Collected data entries
>> begin

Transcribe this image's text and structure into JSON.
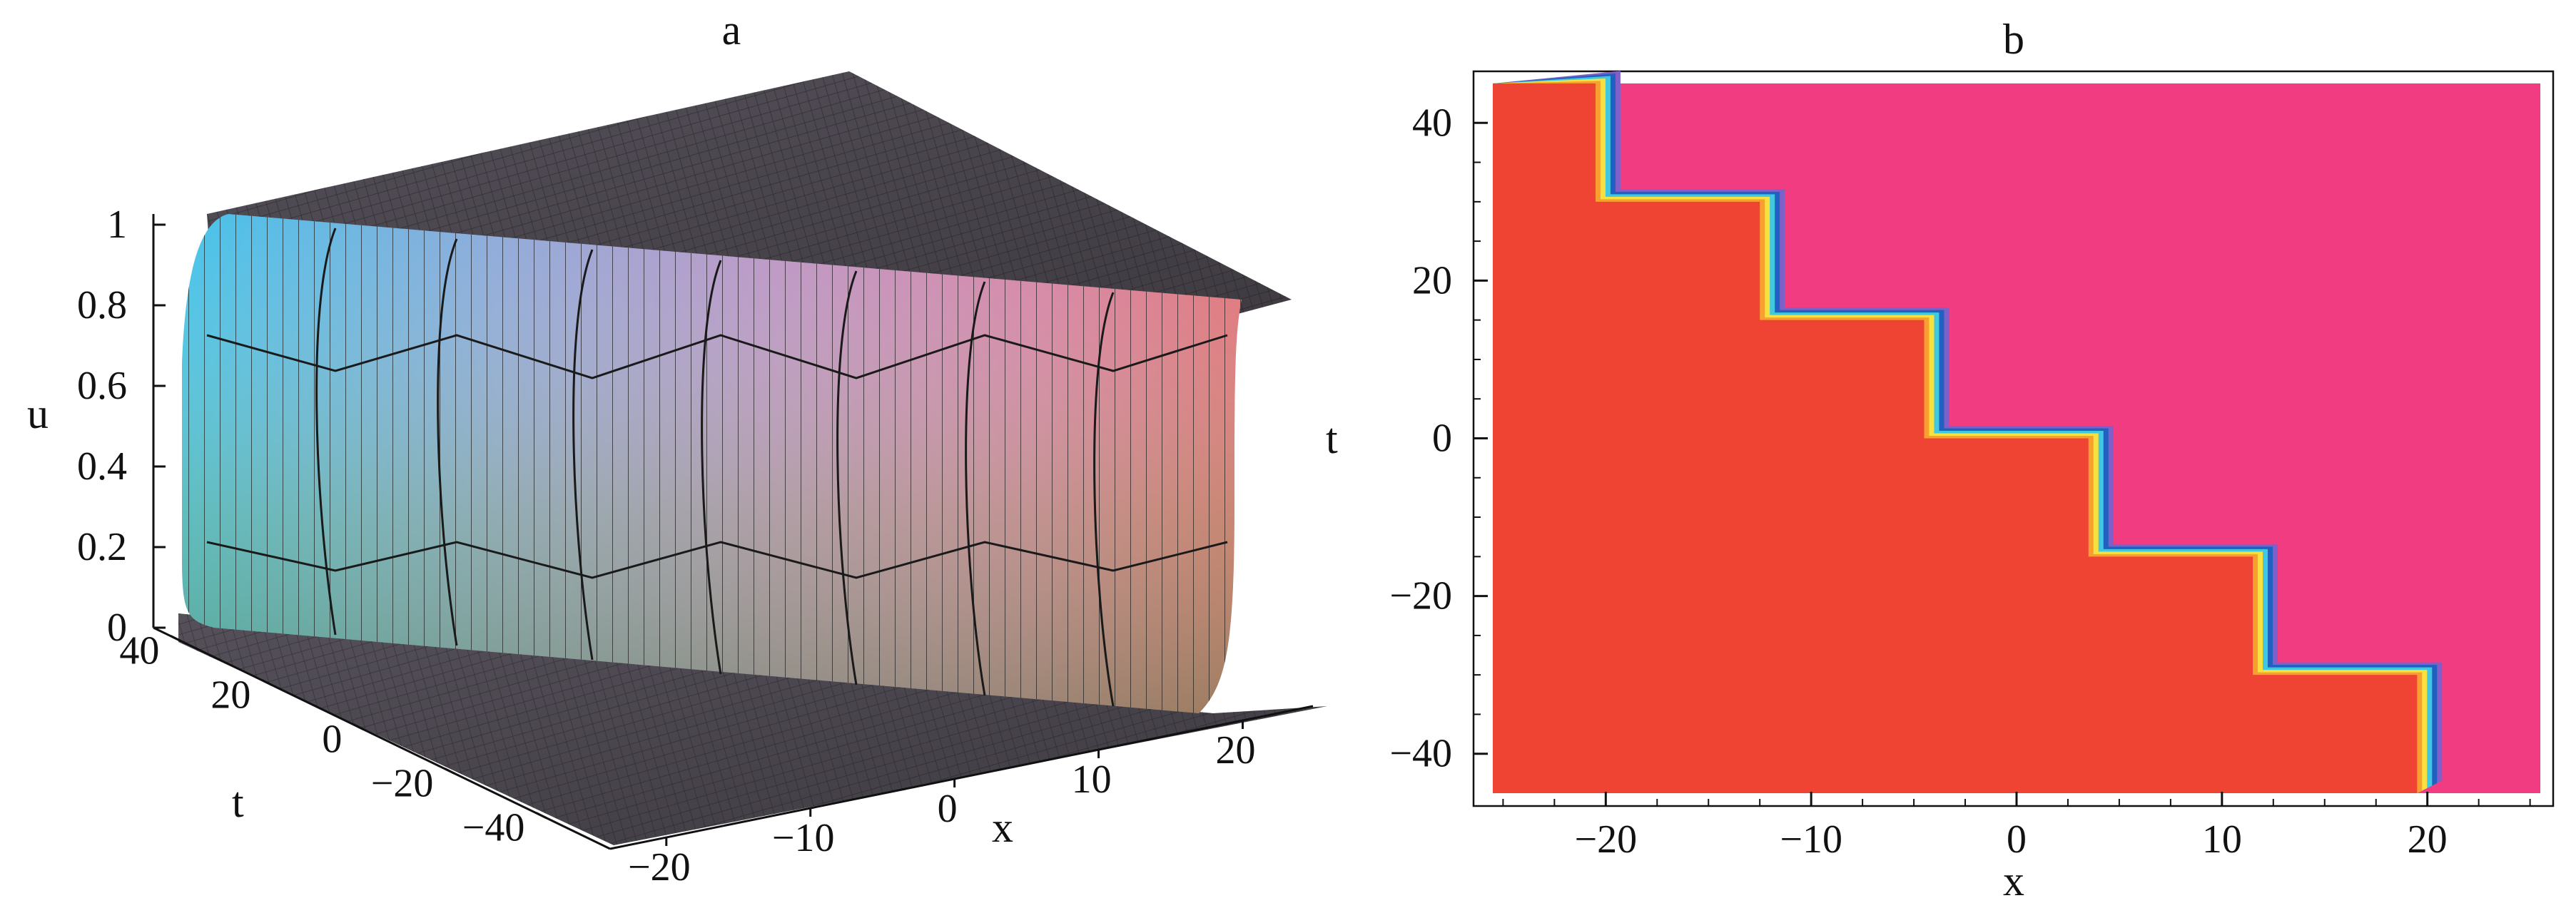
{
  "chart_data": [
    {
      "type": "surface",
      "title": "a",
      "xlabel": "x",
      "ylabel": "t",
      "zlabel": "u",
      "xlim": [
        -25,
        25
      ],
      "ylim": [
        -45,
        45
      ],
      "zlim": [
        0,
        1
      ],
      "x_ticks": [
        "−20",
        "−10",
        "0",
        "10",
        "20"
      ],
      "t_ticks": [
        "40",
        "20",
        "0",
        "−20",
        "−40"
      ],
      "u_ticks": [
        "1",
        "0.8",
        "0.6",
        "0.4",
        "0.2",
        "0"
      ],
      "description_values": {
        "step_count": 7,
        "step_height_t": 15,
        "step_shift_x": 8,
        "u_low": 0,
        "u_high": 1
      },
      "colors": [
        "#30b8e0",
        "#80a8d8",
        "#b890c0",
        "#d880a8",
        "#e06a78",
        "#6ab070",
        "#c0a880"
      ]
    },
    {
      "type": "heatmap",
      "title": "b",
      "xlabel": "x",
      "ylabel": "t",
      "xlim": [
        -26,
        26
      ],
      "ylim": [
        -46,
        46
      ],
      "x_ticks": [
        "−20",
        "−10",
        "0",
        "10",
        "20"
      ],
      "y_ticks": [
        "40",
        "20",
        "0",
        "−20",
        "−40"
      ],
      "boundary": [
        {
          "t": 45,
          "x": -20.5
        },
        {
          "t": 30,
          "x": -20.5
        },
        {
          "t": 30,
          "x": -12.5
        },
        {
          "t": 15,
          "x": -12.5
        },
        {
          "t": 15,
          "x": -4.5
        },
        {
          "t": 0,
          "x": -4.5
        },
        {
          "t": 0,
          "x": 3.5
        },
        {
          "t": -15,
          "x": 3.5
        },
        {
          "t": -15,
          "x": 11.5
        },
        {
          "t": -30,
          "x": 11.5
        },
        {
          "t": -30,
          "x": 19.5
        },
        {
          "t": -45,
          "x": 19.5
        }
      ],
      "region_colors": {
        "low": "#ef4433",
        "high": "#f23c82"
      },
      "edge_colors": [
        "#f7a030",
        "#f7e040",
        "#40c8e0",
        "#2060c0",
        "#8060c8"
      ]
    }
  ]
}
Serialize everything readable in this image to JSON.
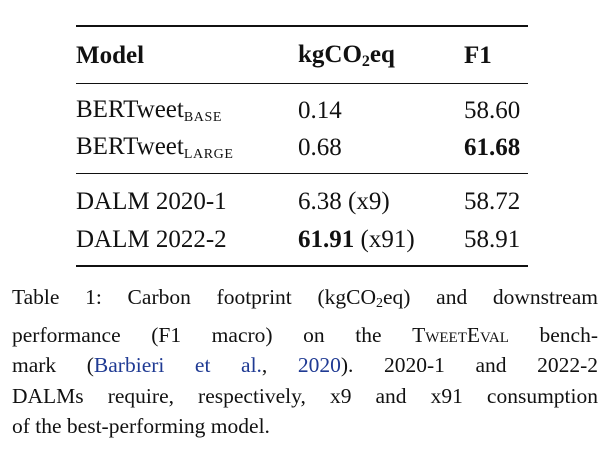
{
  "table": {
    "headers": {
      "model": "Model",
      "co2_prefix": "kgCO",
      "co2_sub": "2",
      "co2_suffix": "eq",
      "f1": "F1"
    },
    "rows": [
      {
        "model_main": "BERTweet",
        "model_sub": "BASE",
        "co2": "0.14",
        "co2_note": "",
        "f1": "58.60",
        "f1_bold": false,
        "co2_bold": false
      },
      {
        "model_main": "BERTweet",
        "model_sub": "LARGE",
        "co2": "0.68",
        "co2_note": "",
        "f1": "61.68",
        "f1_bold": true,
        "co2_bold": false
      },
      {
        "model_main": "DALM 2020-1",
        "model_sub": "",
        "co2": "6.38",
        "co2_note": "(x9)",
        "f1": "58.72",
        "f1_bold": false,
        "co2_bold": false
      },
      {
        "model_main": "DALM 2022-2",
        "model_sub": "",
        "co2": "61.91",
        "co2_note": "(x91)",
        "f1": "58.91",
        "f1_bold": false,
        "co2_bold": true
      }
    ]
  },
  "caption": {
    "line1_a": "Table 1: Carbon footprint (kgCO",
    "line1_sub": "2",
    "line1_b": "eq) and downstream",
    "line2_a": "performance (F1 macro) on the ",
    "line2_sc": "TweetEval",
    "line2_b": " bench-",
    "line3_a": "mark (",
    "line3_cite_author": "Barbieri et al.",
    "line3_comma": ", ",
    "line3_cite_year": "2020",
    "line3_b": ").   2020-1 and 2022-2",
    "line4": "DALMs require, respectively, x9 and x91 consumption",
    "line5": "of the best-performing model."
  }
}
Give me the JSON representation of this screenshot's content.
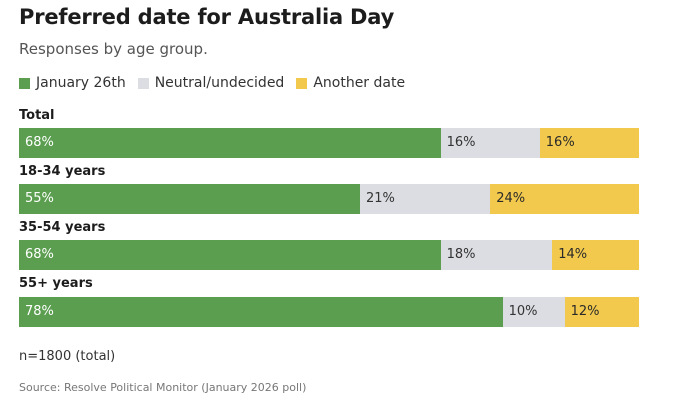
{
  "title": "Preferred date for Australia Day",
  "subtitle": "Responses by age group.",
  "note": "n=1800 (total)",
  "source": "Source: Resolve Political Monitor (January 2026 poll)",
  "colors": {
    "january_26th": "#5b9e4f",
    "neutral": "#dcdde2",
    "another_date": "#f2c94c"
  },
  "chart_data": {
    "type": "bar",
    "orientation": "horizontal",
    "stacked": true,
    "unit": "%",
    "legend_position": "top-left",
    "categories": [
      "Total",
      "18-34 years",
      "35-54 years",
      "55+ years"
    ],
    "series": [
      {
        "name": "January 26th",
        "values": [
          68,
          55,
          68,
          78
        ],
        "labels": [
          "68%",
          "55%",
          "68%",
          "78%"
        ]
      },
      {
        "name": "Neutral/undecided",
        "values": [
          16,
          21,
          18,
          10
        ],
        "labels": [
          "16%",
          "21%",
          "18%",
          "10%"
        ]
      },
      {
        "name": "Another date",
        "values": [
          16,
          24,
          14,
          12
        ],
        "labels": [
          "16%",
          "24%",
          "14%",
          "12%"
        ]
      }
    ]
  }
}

>> end

Problem:
Quote all the lines above exactly as given. Do not include the pictures.

Finished answer:
Transcribe this image's text and structure into JSON.
{
  "chart_data": [
    {
      "type": "surface",
      "title": "a",
      "xlabel": "x",
      "ylabel": "t",
      "zlabel": "u",
      "xlim": [
        -25,
        25
      ],
      "ylim": [
        -45,
        45
      ],
      "zlim": [
        0,
        1
      ],
      "x_ticks": [
        "−20",
        "−10",
        "0",
        "10",
        "20"
      ],
      "t_ticks": [
        "40",
        "20",
        "0",
        "−20",
        "−40"
      ],
      "u_ticks": [
        "1",
        "0.8",
        "0.6",
        "0.4",
        "0.2",
        "0"
      ],
      "description_values": {
        "step_count": 7,
        "step_height_t": 15,
        "step_shift_x": 8,
        "u_low": 0,
        "u_high": 1
      },
      "colors": [
        "#30b8e0",
        "#80a8d8",
        "#b890c0",
        "#d880a8",
        "#e06a78",
        "#6ab070",
        "#c0a880"
      ]
    },
    {
      "type": "heatmap",
      "title": "b",
      "xlabel": "x",
      "ylabel": "t",
      "xlim": [
        -26,
        26
      ],
      "ylim": [
        -46,
        46
      ],
      "x_ticks": [
        "−20",
        "−10",
        "0",
        "10",
        "20"
      ],
      "y_ticks": [
        "40",
        "20",
        "0",
        "−20",
        "−40"
      ],
      "boundary": [
        {
          "t": 45,
          "x": -20.5
        },
        {
          "t": 30,
          "x": -20.5
        },
        {
          "t": 30,
          "x": -12.5
        },
        {
          "t": 15,
          "x": -12.5
        },
        {
          "t": 15,
          "x": -4.5
        },
        {
          "t": 0,
          "x": -4.5
        },
        {
          "t": 0,
          "x": 3.5
        },
        {
          "t": -15,
          "x": 3.5
        },
        {
          "t": -15,
          "x": 11.5
        },
        {
          "t": -30,
          "x": 11.5
        },
        {
          "t": -30,
          "x": 19.5
        },
        {
          "t": -45,
          "x": 19.5
        }
      ],
      "region_colors": {
        "low": "#ef4433",
        "high": "#f23c82"
      },
      "edge_colors": [
        "#f7a030",
        "#f7e040",
        "#40c8e0",
        "#2060c0",
        "#8060c8"
      ]
    }
  ]
}
Serialize everything readable in this image to JSON.
{
  "table": {
    "headers": {
      "model": "Model",
      "co2_prefix": "kgCO",
      "co2_sub": "2",
      "co2_suffix": "eq",
      "f1": "F1"
    },
    "rows": [
      {
        "model_main": "BERTweet",
        "model_sub": "BASE",
        "co2": "0.14",
        "co2_note": "",
        "f1": "58.60",
        "f1_bold": false,
        "co2_bold": false
      },
      {
        "model_main": "BERTweet",
        "model_sub": "LARGE",
        "co2": "0.68",
        "co2_note": "",
        "f1": "61.68",
        "f1_bold": true,
        "co2_bold": false
      },
      {
        "model_main": "DALM 2020-1",
        "model_sub": "",
        "co2": "6.38",
        "co2_note": "(x9)",
        "f1": "58.72",
        "f1_bold": false,
        "co2_bold": false
      },
      {
        "model_main": "DALM 2022-2",
        "model_sub": "",
        "co2": "61.91",
        "co2_note": "(x91)",
        "f1": "58.91",
        "f1_bold": false,
        "co2_bold": true
      }
    ]
  },
  "caption": {
    "line1_a": "Table 1: Carbon footprint (kgCO",
    "line1_sub": "2",
    "line1_b": "eq) and downstream",
    "line2_a": "performance (F1 macro) on the ",
    "line2_sc": "TweetEval",
    "line2_b": " bench-",
    "line3_a": "mark (",
    "line3_cite_author": "Barbieri et al.",
    "line3_comma": ", ",
    "line3_cite_year": "2020",
    "line3_b": ").   2020-1 and 2022-2",
    "line4": "DALMs require, respectively, x9 and x91 consumption",
    "line5": "of the best-performing model."
  }
}
Give me the JSON representation of this screenshot's content.
{
  "title": "Preferred date for Australia Day",
  "subtitle": "Responses by age group.",
  "note": "n=1800 (total)",
  "source": "Source: Resolve Political Monitor (January 2026 poll)",
  "colors": {
    "january_26th": "#5b9e4f",
    "neutral": "#dcdde2",
    "another_date": "#f2c94c"
  },
  "chart_data": {
    "type": "bar",
    "orientation": "horizontal",
    "stacked": true,
    "unit": "%",
    "legend_position": "top-left",
    "categories": [
      "Total",
      "18-34 years",
      "35-54 years",
      "55+ years"
    ],
    "series": [
      {
        "name": "January 26th",
        "values": [
          68,
          55,
          68,
          78
        ],
        "labels": [
          "68%",
          "55%",
          "68%",
          "78%"
        ]
      },
      {
        "name": "Neutral/undecided",
        "values": [
          16,
          21,
          18,
          10
        ],
        "labels": [
          "16%",
          "21%",
          "18%",
          "10%"
        ]
      },
      {
        "name": "Another date",
        "values": [
          16,
          24,
          14,
          12
        ],
        "labels": [
          "16%",
          "24%",
          "14%",
          "12%"
        ]
      }
    ]
  }
}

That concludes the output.